--- GIVEN INSTRUCTION ---
Write out all lines holding the word "America".

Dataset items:
------------
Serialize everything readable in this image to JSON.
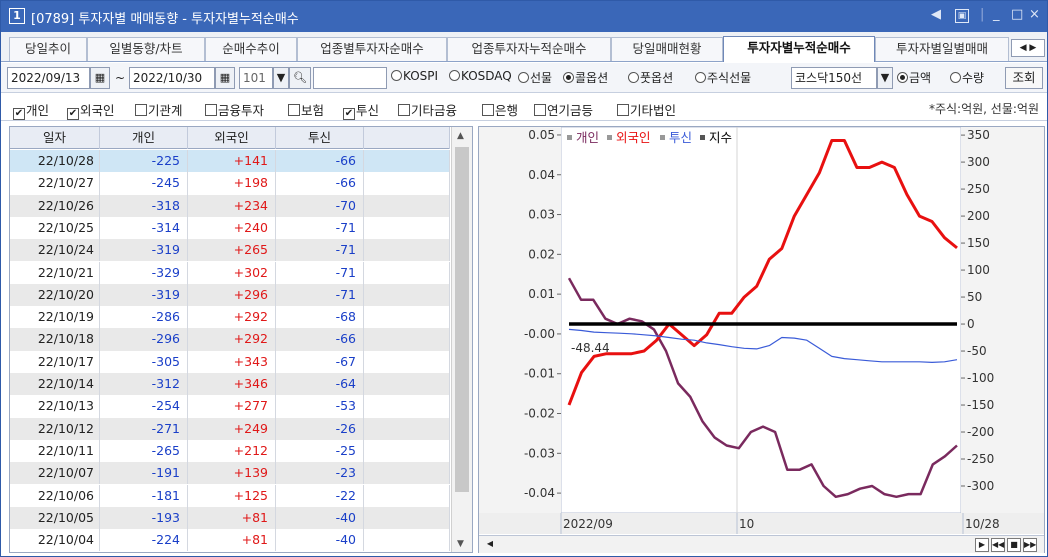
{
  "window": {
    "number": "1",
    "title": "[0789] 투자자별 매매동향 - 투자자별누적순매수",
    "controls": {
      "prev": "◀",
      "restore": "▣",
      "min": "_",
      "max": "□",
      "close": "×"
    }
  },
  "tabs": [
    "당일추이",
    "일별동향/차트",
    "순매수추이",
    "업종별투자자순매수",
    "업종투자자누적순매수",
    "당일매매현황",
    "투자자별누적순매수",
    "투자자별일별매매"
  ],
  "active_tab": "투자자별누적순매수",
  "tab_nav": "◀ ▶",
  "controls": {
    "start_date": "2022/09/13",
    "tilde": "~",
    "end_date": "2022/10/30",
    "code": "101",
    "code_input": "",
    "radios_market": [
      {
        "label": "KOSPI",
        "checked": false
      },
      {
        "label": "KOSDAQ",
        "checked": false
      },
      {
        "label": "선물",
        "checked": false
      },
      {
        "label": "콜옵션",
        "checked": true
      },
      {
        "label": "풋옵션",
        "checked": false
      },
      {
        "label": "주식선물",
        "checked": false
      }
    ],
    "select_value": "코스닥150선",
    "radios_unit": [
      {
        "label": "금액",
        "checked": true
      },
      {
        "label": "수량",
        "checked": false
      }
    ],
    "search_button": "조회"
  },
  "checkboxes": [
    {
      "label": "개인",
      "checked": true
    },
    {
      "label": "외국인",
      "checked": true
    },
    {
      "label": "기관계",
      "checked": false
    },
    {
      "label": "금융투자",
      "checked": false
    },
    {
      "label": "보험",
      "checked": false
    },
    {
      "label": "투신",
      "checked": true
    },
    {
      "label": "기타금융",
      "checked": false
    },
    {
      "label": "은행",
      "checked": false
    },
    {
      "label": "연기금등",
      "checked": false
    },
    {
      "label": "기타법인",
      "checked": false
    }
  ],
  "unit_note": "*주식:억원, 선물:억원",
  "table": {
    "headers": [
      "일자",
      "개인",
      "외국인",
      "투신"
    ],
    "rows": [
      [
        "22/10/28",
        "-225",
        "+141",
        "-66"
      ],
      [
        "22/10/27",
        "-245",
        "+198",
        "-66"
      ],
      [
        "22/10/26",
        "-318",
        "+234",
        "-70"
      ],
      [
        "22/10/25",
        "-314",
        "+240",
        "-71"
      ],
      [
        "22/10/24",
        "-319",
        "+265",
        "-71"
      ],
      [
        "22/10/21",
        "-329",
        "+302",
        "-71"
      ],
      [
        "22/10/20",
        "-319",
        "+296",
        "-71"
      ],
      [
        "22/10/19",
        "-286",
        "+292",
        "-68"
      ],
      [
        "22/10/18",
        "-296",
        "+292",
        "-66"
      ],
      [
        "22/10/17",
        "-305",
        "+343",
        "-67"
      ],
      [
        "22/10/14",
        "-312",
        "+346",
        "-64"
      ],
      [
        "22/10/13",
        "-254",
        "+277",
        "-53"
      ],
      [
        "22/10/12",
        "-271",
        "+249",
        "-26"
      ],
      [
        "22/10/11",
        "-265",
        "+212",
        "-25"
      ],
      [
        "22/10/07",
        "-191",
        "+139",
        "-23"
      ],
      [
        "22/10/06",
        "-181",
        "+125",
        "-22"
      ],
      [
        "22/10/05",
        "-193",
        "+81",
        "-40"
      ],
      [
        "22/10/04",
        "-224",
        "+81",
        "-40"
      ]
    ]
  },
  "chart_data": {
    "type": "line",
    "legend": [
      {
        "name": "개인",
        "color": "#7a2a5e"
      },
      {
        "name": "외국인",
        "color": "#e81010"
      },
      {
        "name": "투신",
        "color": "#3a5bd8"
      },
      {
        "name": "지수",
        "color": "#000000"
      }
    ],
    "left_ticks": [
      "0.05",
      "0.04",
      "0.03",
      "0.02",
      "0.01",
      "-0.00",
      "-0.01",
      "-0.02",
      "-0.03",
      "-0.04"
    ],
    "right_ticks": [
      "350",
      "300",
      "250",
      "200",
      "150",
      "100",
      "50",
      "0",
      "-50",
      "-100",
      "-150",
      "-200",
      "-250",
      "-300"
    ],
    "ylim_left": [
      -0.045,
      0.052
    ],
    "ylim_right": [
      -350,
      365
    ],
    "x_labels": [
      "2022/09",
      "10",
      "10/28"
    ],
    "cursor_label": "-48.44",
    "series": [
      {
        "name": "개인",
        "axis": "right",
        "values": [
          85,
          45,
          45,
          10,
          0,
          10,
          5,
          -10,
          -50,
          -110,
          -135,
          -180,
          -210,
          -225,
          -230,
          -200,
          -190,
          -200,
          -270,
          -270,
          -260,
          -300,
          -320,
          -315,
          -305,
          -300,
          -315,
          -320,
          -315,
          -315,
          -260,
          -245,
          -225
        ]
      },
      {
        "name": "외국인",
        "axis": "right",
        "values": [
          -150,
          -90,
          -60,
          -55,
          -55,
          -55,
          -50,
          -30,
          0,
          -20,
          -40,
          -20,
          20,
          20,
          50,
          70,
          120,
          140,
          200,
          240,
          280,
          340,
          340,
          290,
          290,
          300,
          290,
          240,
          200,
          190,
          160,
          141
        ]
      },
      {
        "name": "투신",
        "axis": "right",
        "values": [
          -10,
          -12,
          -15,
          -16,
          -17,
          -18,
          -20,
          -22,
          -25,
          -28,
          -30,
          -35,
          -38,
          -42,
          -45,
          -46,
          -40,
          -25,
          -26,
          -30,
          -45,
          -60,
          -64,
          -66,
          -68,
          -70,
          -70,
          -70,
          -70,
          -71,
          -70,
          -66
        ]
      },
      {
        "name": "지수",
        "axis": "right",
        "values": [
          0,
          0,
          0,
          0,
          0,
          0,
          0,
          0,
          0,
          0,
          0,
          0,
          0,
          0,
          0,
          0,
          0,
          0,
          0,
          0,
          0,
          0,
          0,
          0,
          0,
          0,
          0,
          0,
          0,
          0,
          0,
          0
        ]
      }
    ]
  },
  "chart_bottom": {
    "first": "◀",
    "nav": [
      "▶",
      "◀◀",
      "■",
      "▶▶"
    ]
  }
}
------------
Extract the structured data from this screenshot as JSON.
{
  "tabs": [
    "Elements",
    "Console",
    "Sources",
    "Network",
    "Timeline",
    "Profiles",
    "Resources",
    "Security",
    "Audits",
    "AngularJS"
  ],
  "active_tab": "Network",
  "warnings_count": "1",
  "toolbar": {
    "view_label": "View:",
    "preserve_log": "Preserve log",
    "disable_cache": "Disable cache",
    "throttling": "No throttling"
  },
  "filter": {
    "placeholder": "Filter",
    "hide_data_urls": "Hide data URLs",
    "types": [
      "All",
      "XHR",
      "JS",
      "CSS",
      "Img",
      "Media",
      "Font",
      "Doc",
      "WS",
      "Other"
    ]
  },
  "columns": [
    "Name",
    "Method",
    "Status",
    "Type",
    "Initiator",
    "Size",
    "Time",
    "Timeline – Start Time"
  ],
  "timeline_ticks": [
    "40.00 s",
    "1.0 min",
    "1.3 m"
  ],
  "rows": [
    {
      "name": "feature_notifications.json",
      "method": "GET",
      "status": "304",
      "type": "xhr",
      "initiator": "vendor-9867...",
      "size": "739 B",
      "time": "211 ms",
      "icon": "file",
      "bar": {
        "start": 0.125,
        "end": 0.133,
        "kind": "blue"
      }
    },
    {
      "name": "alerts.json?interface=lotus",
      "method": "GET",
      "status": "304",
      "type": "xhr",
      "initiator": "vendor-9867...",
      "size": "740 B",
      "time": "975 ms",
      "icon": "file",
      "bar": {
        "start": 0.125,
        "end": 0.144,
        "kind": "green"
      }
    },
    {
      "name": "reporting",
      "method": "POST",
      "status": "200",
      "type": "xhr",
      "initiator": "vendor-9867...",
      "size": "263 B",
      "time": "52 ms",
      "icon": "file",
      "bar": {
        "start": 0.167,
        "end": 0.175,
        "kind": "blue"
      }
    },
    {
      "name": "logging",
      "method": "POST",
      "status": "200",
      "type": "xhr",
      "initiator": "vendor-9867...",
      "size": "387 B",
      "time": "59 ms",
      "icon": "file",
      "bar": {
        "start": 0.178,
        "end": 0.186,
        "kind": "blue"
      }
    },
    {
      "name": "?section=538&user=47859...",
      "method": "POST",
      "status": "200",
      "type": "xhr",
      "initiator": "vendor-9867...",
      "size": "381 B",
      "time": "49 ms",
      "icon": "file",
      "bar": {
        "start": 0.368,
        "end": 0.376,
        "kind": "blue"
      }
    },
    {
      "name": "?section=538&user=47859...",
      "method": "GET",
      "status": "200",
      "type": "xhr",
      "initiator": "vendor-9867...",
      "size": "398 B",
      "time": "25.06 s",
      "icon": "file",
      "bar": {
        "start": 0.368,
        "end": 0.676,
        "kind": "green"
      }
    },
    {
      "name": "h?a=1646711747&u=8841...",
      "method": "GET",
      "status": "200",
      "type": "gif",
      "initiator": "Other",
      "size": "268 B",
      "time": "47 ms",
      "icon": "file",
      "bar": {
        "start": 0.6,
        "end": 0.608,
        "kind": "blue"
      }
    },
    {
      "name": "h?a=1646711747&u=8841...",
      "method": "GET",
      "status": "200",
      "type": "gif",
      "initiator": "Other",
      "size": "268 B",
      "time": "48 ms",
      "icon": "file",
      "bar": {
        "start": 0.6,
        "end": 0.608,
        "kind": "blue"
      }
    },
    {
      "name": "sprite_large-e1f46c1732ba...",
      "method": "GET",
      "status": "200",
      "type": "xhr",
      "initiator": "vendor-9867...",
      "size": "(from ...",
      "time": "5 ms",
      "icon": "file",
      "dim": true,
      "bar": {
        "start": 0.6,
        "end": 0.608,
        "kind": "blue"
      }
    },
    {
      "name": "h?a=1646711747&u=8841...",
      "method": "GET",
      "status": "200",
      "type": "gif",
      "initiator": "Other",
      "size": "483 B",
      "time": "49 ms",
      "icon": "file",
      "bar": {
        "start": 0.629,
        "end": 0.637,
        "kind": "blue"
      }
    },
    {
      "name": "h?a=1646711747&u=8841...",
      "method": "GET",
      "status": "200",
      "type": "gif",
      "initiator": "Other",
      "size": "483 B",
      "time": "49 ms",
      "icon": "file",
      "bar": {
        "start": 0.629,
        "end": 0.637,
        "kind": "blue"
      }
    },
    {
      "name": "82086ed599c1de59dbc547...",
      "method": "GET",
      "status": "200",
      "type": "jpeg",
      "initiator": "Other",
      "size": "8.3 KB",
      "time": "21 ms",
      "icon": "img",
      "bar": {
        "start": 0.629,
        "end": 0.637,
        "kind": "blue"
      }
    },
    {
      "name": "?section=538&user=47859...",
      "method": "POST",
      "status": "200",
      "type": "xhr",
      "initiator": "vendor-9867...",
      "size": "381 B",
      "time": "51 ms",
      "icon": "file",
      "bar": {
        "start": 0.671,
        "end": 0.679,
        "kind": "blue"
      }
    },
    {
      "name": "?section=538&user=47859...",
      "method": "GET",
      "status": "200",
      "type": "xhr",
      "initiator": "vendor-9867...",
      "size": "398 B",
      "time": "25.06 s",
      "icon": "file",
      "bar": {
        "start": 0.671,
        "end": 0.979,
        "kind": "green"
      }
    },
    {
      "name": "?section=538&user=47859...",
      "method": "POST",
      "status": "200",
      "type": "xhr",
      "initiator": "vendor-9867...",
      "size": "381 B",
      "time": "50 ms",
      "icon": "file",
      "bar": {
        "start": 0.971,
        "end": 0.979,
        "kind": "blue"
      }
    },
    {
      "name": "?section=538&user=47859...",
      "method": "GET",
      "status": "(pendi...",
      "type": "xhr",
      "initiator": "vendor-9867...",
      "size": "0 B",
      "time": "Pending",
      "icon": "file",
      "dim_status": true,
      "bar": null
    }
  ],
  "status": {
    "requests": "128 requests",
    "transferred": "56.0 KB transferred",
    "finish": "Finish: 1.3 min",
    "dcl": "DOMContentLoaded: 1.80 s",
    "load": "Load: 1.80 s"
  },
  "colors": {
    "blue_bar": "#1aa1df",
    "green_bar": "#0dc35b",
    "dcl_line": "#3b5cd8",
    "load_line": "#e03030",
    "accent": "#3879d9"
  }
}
------------
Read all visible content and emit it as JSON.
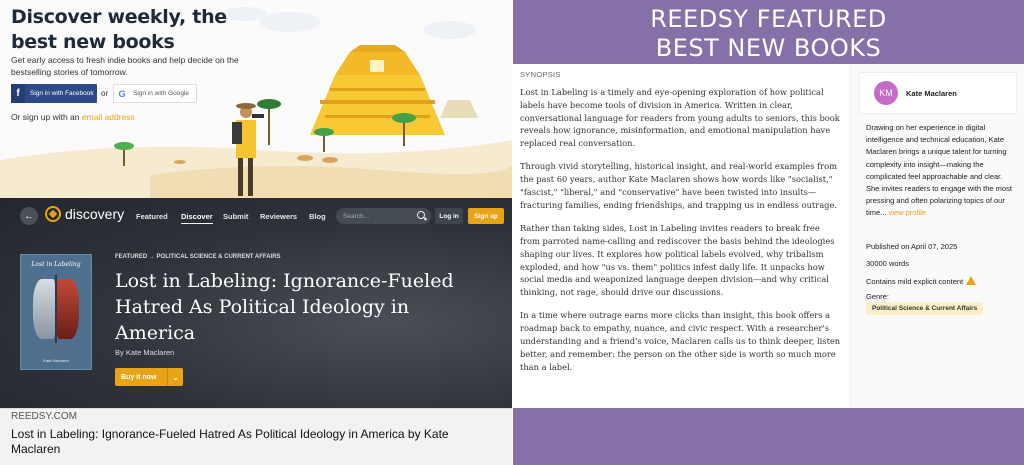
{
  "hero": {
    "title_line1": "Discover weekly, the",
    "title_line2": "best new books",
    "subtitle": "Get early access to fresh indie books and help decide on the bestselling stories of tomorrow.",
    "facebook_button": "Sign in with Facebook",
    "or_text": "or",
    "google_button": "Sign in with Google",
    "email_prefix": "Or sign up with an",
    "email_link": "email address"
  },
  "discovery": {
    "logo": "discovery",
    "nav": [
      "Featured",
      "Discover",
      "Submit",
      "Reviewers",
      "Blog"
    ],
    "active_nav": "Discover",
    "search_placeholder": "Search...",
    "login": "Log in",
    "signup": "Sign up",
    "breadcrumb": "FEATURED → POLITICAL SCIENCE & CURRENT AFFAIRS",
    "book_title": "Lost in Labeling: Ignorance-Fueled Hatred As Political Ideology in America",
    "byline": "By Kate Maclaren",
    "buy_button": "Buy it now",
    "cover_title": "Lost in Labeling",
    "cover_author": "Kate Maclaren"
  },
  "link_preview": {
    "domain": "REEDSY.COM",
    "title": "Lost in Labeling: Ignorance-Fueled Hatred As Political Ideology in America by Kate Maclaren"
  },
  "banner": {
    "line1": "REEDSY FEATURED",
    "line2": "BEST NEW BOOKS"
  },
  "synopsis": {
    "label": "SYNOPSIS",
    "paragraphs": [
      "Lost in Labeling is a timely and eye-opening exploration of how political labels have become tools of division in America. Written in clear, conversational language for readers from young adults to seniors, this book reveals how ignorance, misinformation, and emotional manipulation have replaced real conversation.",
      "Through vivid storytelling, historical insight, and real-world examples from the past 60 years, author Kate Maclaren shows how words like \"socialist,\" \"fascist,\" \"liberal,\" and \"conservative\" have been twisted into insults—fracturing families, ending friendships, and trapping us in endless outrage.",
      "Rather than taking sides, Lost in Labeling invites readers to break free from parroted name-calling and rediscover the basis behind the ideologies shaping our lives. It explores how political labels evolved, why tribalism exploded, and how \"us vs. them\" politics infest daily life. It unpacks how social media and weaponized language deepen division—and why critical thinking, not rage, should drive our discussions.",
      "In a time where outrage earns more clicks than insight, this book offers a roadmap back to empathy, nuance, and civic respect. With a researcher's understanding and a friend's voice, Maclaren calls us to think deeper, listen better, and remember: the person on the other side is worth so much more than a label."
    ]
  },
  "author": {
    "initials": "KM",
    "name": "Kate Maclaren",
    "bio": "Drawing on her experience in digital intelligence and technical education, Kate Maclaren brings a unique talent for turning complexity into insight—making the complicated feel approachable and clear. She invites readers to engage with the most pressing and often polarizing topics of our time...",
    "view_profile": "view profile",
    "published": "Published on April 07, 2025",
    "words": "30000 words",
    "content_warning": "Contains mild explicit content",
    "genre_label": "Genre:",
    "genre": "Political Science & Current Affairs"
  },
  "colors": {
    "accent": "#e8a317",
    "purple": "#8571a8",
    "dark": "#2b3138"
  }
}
------------
--- EXPECTED ANSWER ---
    "book_title": "Lost in Labeling: Ignorance-Fueled Hatred As Political Ideology in America",
    "title": "Lost in Labeling: Ignorance-Fueled Hatred As Political Ideology in America by Kate Maclaren"
      "Lost in Labeling is a timely and eye-opening exploration of how political labels have become tools of division in America. Written in clear, conversational language for readers from young adults to seniors, this book reveals how ignorance, misinformation, and emotional manipulation have replaced real conversation.",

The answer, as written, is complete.